(Data records)
****************************************

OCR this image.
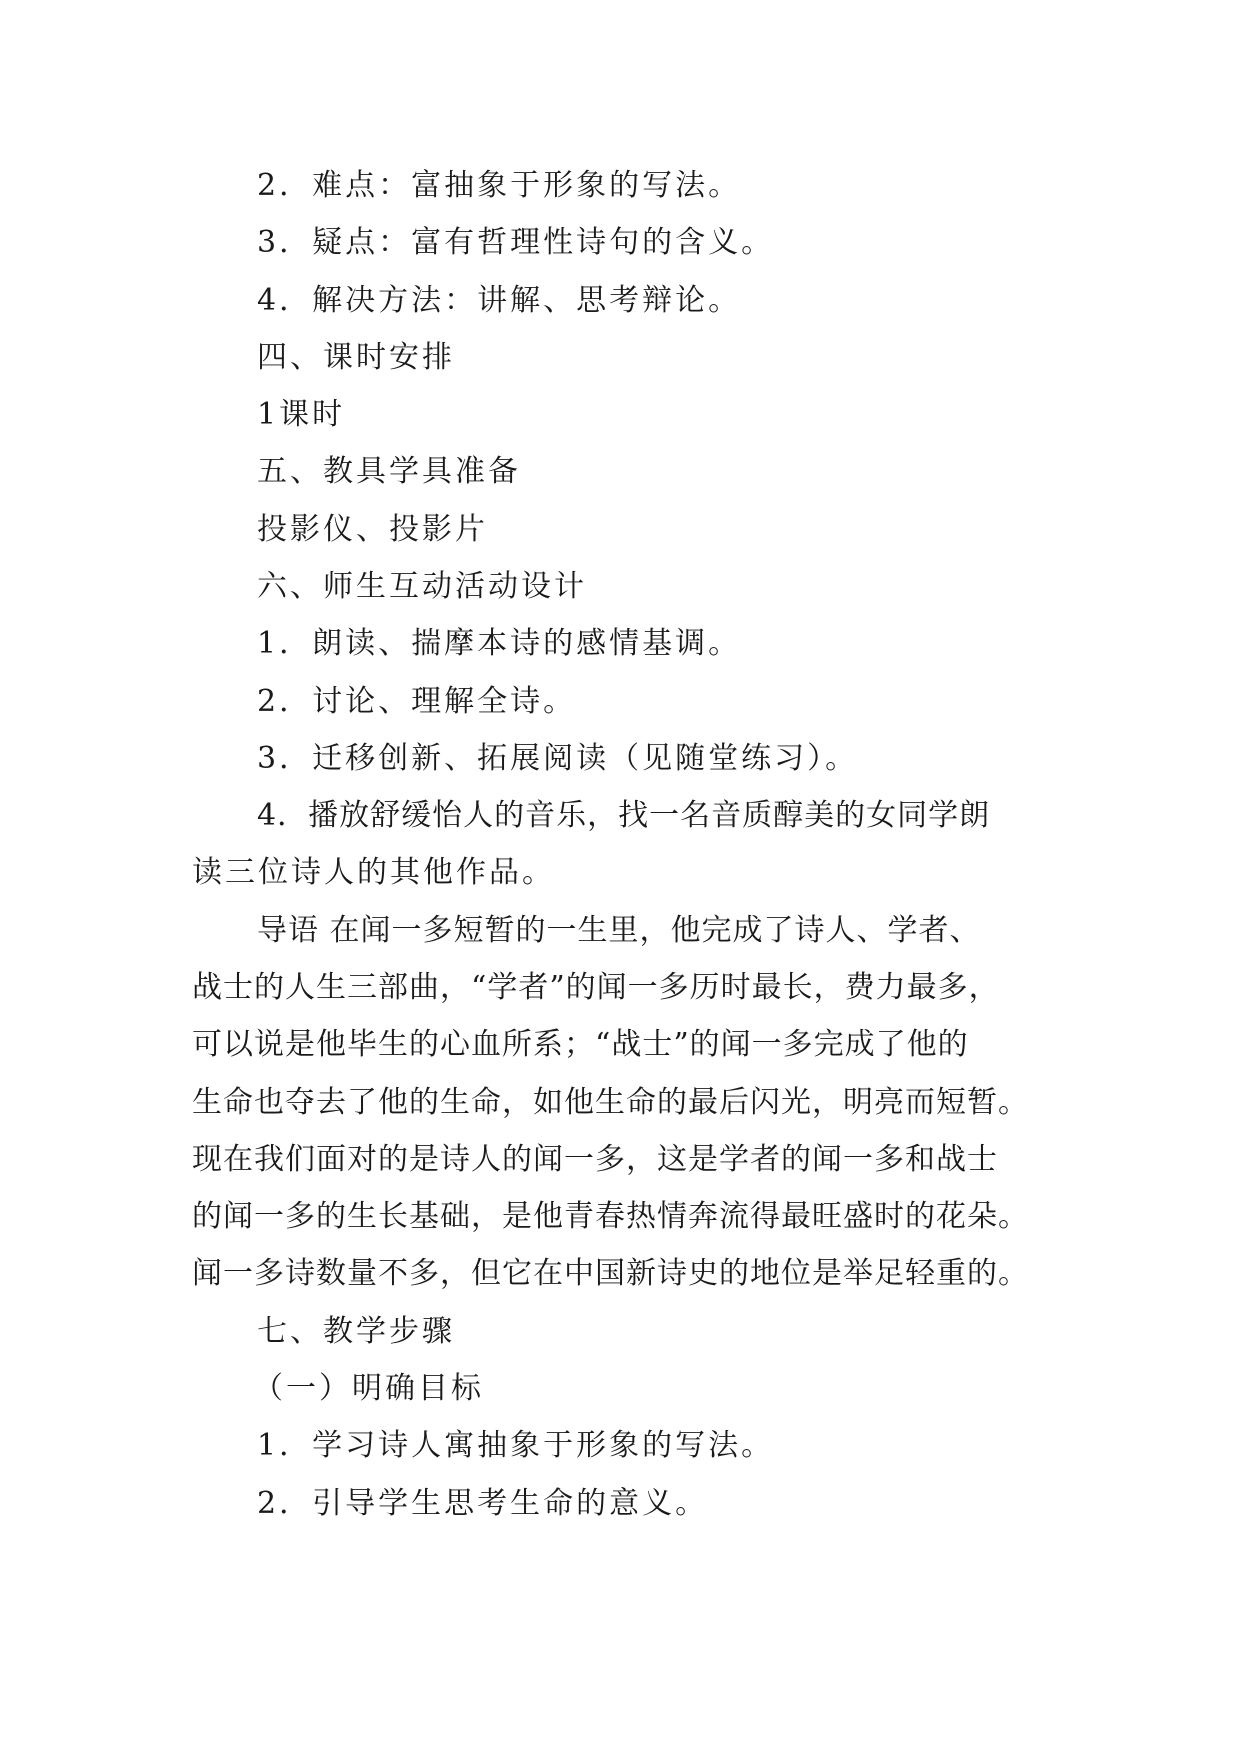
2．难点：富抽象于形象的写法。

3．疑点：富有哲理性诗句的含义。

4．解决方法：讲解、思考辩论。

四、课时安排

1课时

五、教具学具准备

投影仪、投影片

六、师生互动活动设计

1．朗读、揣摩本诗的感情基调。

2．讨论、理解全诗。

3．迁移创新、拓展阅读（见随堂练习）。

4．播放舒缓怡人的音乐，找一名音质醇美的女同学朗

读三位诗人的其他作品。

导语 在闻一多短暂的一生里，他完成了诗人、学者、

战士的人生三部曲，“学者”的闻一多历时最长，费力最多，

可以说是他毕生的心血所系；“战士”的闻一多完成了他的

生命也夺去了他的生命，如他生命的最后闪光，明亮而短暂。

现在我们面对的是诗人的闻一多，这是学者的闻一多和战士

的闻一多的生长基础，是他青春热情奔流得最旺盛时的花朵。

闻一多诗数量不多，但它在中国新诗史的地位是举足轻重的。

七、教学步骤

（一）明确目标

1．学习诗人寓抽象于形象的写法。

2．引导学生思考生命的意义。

****************************************

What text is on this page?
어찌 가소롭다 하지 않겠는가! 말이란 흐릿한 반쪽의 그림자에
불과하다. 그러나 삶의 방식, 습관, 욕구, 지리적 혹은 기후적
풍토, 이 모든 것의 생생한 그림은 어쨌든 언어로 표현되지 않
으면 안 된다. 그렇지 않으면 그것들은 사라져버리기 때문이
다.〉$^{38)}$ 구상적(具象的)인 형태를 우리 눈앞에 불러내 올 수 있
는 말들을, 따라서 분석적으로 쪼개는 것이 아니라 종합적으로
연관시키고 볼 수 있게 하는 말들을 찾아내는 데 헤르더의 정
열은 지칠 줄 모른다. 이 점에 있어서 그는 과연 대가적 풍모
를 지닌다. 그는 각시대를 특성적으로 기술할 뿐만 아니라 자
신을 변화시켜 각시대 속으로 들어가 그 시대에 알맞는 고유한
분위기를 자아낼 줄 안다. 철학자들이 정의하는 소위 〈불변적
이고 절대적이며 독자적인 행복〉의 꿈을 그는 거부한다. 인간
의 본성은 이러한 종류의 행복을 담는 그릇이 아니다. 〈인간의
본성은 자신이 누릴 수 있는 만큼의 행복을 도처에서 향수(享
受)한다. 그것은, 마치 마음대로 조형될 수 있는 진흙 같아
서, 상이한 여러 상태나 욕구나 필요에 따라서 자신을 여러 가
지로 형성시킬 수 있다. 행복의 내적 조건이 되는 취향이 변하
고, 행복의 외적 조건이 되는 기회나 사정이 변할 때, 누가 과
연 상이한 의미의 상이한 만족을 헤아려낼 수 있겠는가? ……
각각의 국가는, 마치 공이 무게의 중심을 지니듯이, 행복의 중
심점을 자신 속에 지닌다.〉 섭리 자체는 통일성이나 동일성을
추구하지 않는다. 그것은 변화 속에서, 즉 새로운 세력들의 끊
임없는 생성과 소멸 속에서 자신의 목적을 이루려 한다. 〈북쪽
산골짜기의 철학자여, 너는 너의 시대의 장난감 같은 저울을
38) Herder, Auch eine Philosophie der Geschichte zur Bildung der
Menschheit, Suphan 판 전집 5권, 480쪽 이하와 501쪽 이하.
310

****************************************

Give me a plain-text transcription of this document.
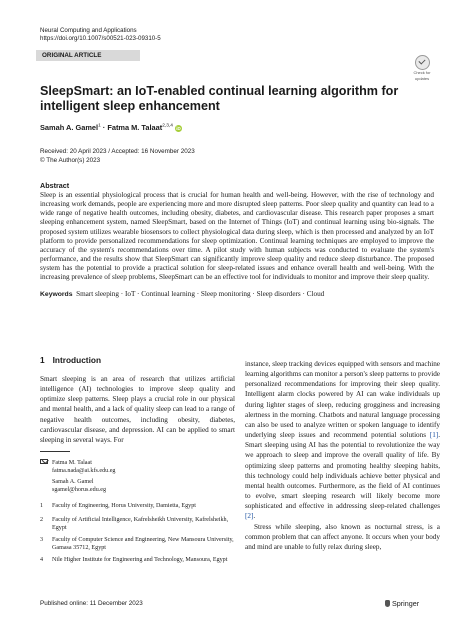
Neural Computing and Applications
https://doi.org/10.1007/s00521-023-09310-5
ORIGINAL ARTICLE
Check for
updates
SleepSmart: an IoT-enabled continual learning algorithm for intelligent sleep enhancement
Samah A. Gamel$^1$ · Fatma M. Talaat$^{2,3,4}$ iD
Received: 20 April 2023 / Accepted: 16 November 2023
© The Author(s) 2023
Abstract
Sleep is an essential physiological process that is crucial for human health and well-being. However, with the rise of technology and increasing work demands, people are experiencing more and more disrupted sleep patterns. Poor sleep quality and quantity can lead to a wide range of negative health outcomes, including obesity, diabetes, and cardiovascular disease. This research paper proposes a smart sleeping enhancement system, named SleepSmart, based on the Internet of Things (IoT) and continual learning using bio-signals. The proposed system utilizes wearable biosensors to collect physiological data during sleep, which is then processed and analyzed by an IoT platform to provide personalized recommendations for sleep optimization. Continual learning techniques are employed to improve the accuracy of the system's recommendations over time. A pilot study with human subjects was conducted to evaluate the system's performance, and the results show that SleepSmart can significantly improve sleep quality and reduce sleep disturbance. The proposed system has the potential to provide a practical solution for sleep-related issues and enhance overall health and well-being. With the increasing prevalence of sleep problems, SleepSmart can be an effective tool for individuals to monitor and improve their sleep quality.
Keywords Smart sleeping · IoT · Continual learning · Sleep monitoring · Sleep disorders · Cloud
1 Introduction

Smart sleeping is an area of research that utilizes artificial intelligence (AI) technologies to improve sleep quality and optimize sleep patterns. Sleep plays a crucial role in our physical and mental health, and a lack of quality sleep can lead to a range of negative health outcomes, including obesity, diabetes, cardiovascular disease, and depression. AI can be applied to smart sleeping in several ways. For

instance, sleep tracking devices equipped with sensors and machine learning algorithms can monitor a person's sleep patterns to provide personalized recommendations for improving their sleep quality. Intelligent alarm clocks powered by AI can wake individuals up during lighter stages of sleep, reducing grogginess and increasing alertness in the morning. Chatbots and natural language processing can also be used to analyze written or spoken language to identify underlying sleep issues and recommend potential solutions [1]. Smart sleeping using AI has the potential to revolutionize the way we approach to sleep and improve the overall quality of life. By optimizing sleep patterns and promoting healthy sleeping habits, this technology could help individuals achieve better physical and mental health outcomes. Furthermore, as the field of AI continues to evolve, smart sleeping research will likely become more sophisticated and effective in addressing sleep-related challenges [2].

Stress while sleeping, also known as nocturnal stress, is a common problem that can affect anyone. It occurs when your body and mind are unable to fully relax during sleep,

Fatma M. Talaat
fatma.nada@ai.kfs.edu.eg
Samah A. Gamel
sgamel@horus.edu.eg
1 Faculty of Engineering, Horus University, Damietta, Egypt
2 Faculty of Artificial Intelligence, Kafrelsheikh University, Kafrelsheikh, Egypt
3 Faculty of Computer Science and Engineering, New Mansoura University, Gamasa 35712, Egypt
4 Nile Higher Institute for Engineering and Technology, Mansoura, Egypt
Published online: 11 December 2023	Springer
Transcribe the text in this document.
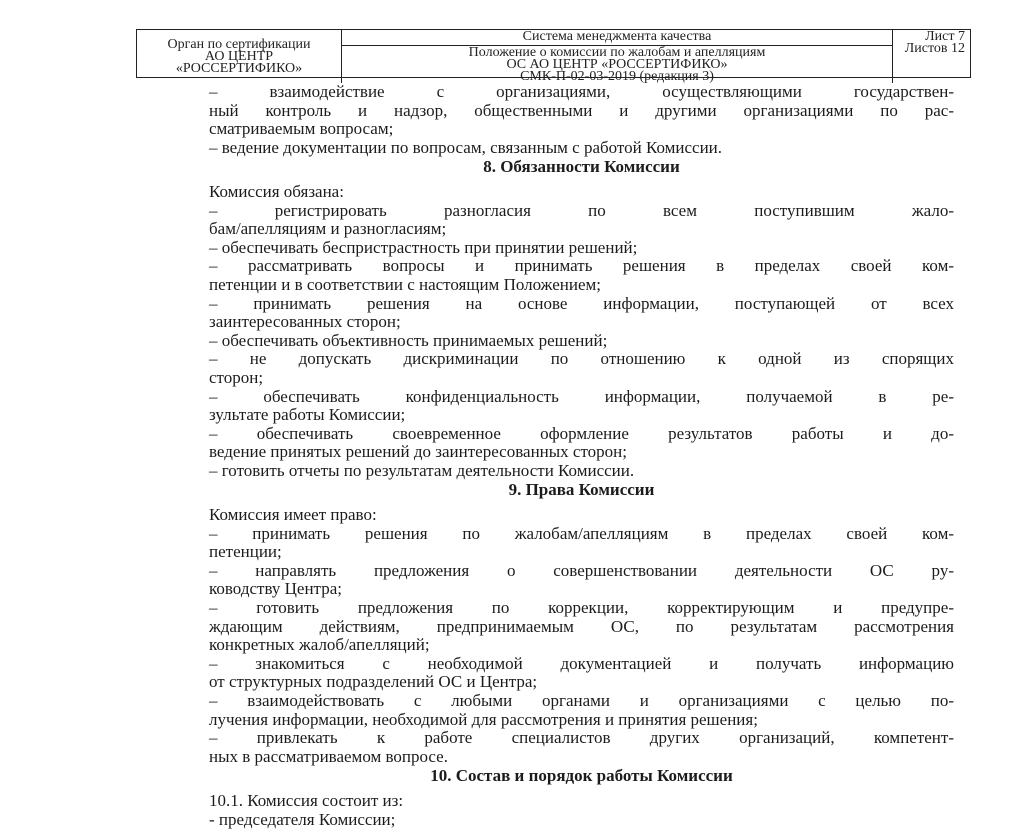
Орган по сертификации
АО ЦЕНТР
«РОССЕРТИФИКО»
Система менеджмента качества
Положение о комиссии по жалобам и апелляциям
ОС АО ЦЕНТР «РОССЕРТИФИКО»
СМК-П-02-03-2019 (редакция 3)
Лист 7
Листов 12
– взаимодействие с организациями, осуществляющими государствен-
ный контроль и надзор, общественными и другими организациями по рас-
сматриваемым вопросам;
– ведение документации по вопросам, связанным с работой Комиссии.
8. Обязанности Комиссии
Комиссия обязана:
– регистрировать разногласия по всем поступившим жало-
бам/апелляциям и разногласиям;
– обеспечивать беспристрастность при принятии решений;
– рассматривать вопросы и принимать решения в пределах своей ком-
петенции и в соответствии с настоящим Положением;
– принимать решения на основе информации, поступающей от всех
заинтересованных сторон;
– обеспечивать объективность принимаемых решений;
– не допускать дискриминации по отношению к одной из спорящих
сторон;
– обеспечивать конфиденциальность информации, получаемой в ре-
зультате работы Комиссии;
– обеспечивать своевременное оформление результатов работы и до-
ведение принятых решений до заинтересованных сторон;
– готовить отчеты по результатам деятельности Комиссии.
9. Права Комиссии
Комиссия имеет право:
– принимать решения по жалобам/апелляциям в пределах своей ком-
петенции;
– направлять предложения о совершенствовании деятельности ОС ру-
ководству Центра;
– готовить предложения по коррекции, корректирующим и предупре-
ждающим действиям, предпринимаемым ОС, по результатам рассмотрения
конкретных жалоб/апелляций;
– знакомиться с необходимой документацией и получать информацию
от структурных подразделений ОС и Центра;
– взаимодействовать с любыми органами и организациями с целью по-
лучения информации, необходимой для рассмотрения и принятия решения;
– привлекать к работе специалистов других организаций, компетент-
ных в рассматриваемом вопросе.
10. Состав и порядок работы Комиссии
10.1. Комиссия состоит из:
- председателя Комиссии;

****************************************

Copy out all lines above that include the string "including".

Answer to this exercise:
Sleep is an essential physiological process that is crucial for human health and well-being. However, with the rise of technology and increasing work demands, people are experiencing more and more disrupted sleep patterns. Poor sleep quality and quantity can lead to a wide range of negative health outcomes, including obesity, diabetes, and cardiovascular disease. This research paper proposes a smart sleeping enhancement system, named SleepSmart, based on the Internet of Things (IoT) and continual learning using bio-signals. The proposed system utilizes wearable biosensors to collect physiological data during sleep, which is then processed and analyzed by an IoT platform to provide personalized recommendations for sleep optimization. Continual learning techniques are employed to improve the accuracy of the system's recommendations over time. A pilot study with human subjects was conducted to evaluate the system's performance, and the results show that SleepSmart can significantly improve sleep quality and reduce sleep disturbance. The proposed system has the potential to provide a practical solution for sleep-related issues and enhance overall health and well-being. With the increasing prevalence of sleep problems, SleepSmart can be an effective tool for individuals to monitor and improve their sleep quality.
Smart sleeping is an area of research that utilizes artificial intelligence (AI) technologies to improve sleep quality and optimize sleep patterns. Sleep plays a crucial role in our physical and mental health, and a lack of quality sleep can lead to a range of negative health outcomes, including obesity, diabetes, cardiovascular disease, and depression. AI can be applied to smart sleeping in several ways. For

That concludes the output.